* _Directions_: Show every line in the entries below where the word "photos" appears.

* _Excerpted data_:
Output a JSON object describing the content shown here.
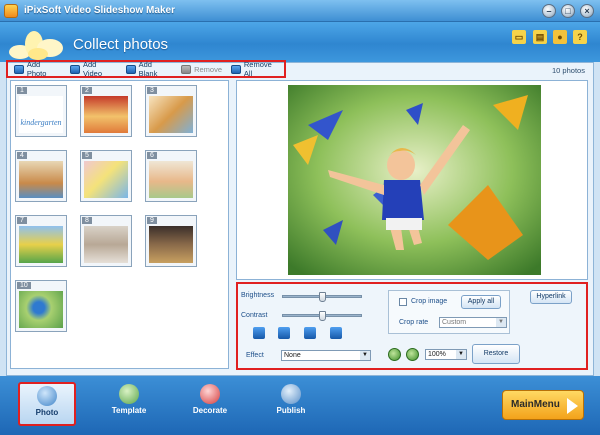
{
  "window": {
    "title": "iPixSoft Video Slideshow Maker"
  },
  "header": {
    "title": "Collect photos"
  },
  "toolbar": {
    "add_photo": "Add Photo",
    "add_video": "Add Video",
    "add_blank": "Add Blank",
    "remove": "Remove",
    "remove_all": "Remove All",
    "count": "10 photos"
  },
  "thumbnails": [
    {
      "num": "1",
      "caption": "kindergarten"
    },
    {
      "num": "2"
    },
    {
      "num": "3"
    },
    {
      "num": "4"
    },
    {
      "num": "5"
    },
    {
      "num": "6"
    },
    {
      "num": "7"
    },
    {
      "num": "8"
    },
    {
      "num": "9"
    },
    {
      "num": "10"
    }
  ],
  "controls": {
    "brightness_label": "Brightness",
    "brightness_level": 0.5,
    "contrast_label": "Contrast",
    "contrast_level": 0.5,
    "effect_label": "Effect",
    "effect_value": "None",
    "crop_label": "Crop image",
    "crop_checked": false,
    "apply_all": "Apply all",
    "crop_rate_label": "Crop rate",
    "crop_rate_value": "Custom",
    "zoom_value": "100%",
    "restore": "Restore",
    "hyperlink": "Hyperlink"
  },
  "bottom_tabs": {
    "photo": "Photo",
    "template": "Template",
    "decorate": "Decorate",
    "publish": "Publish",
    "active": "photo"
  },
  "main_menu": "MainMenu",
  "colors": {
    "accent": "#2f86d0",
    "highlight": "#e02020",
    "menu": "#f3a21a"
  }
}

* _Completed exercise_:
    "title": "Collect photos"
    "count": "10 photos"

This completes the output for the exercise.